**Set problem:** Without including the pictures, copy out every line below.
* Start Exercise data *
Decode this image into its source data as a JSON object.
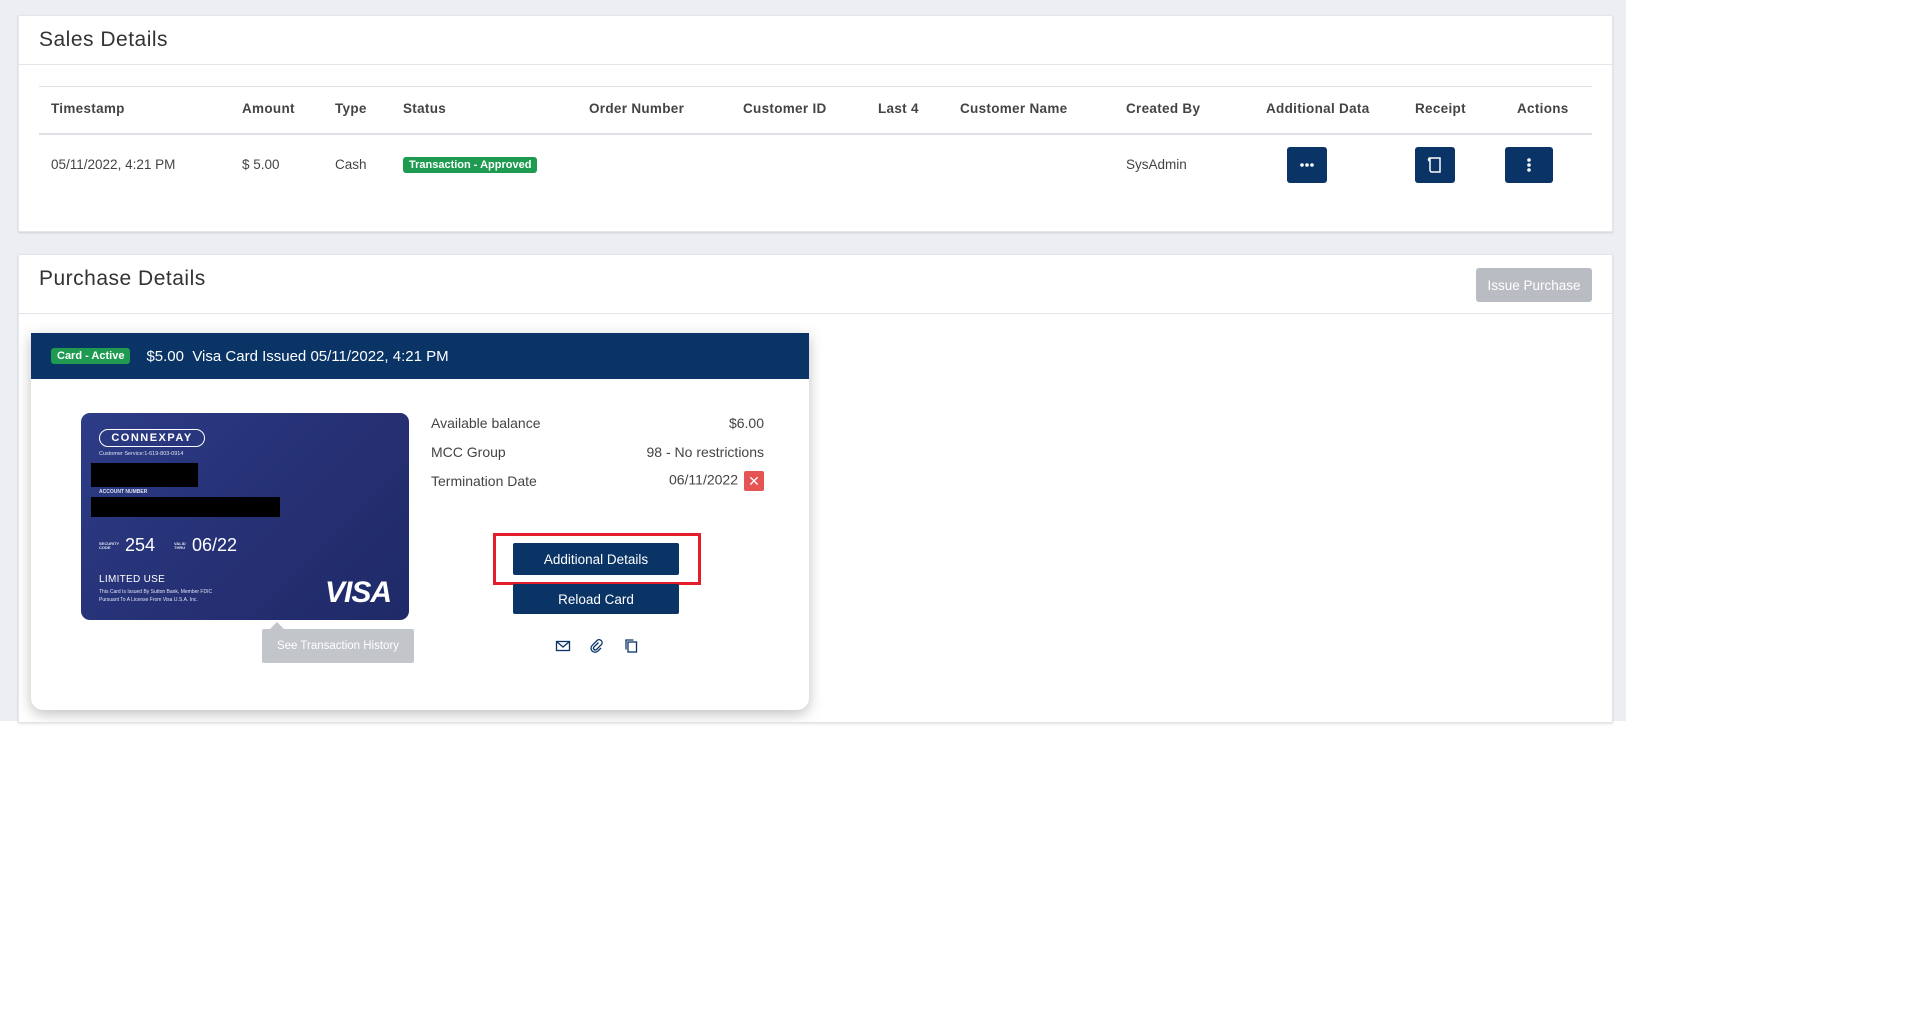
{
  "sales_details": {
    "title": "Sales Details",
    "columns": [
      "Timestamp",
      "Amount",
      "Type",
      "Status",
      "Order Number",
      "Customer ID",
      "Last 4",
      "Customer Name",
      "Created By",
      "Additional Data",
      "Receipt",
      "Actions"
    ],
    "row": {
      "timestamp": "05/11/2022, 4:21 PM",
      "amount": "$ 5.00",
      "type": "Cash",
      "status": "Transaction - Approved",
      "order_number": "",
      "customer_id": "",
      "last4": "",
      "customer_name": "",
      "created_by": "SysAdmin"
    }
  },
  "purchase_details": {
    "title": "Purchase Details",
    "issue_button": "Issue Purchase",
    "card": {
      "status_badge": "Card - Active",
      "header_text": "$5.00  Visa Card Issued 05/11/2022, 4:21 PM",
      "brand_logo": "CONNEXPAY",
      "customer_service": "Customer Service:1-619-803-0914",
      "account_number_label": "ACCOUNT NUMBER",
      "security_code_label": "SECURITY CODE",
      "security_code": "254",
      "valid_thru_label": "VALID THRU",
      "valid_thru": "06/22",
      "limited_use": "LIMITED USE",
      "issuer_line1": "This Card Is Issued By Sutton Bank, Member FDIC",
      "issuer_line2": "Pursuant To A License From Visa U.S.A. Inc.",
      "network": "VISA",
      "tooltip": "See Transaction History",
      "info": [
        {
          "label": "Available balance",
          "value": "$6.00"
        },
        {
          "label": "MCC Group",
          "value": "98 - No restrictions"
        },
        {
          "label": "Termination Date",
          "value": "06/11/2022"
        }
      ],
      "additional_details_button": "Additional Details",
      "reload_card_button": "Reload Card"
    }
  },
  "colors": {
    "navy": "#0a3466",
    "green": "#1e9b50",
    "highlight_red": "#e41d2b",
    "danger": "#e55353"
  }
}
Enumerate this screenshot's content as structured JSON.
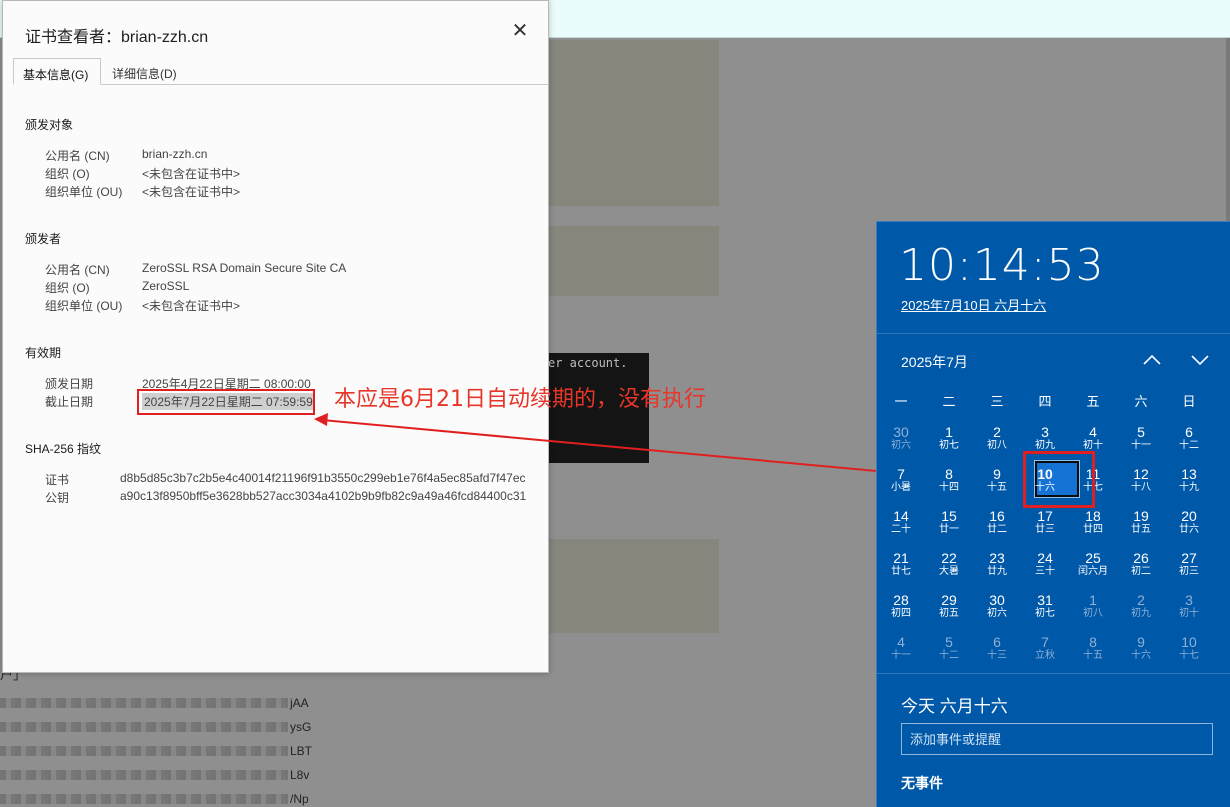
* End Exercise data *
**Answer to this task:**
Decode this image into its source data as a JSON object.
{
  "sales_details": {
    "title": "Sales Details",
    "columns": [
      "Timestamp",
      "Amount",
      "Type",
      "Status",
      "Order Number",
      "Customer ID",
      "Last 4",
      "Customer Name",
      "Created By",
      "Additional Data",
      "Receipt",
      "Actions"
    ],
    "row": {
      "timestamp": "05/11/2022, 4:21 PM",
      "amount": "$ 5.00",
      "type": "Cash",
      "status": "Transaction - Approved",
      "order_number": "",
      "customer_id": "",
      "last4": "",
      "customer_name": "",
      "created_by": "SysAdmin"
    }
  },
  "purchase_details": {
    "title": "Purchase Details",
    "issue_button": "Issue Purchase",
    "card": {
      "status_badge": "Card - Active",
      "header_text": "$5.00  Visa Card Issued 05/11/2022, 4:21 PM",
      "brand_logo": "CONNEXPAY",
      "customer_service": "Customer Service:1-619-803-0914",
      "account_number_label": "ACCOUNT NUMBER",
      "security_code_label": "SECURITY CODE",
      "security_code": "254",
      "valid_thru_label": "VALID THRU",
      "valid_thru": "06/22",
      "limited_use": "LIMITED USE",
      "issuer_line1": "This Card Is Issued By Sutton Bank, Member FDIC",
      "issuer_line2": "Pursuant To A License From Visa U.S.A. Inc.",
      "network": "VISA",
      "tooltip": "See Transaction History",
      "info": [
        {
          "label": "Available balance",
          "value": "$6.00"
        },
        {
          "label": "MCC Group",
          "value": "98 - No restrictions"
        },
        {
          "label": "Termination Date",
          "value": "06/11/2022"
        }
      ],
      "additional_details_button": "Additional Details",
      "reload_card_button": "Reload Card"
    }
  },
  "colors": {
    "navy": "#0a3466",
    "green": "#1e9b50",
    "highlight_red": "#e41d2b",
    "danger": "#e55353"
  }
}
Enumerate this screenshot's content as structured JSON.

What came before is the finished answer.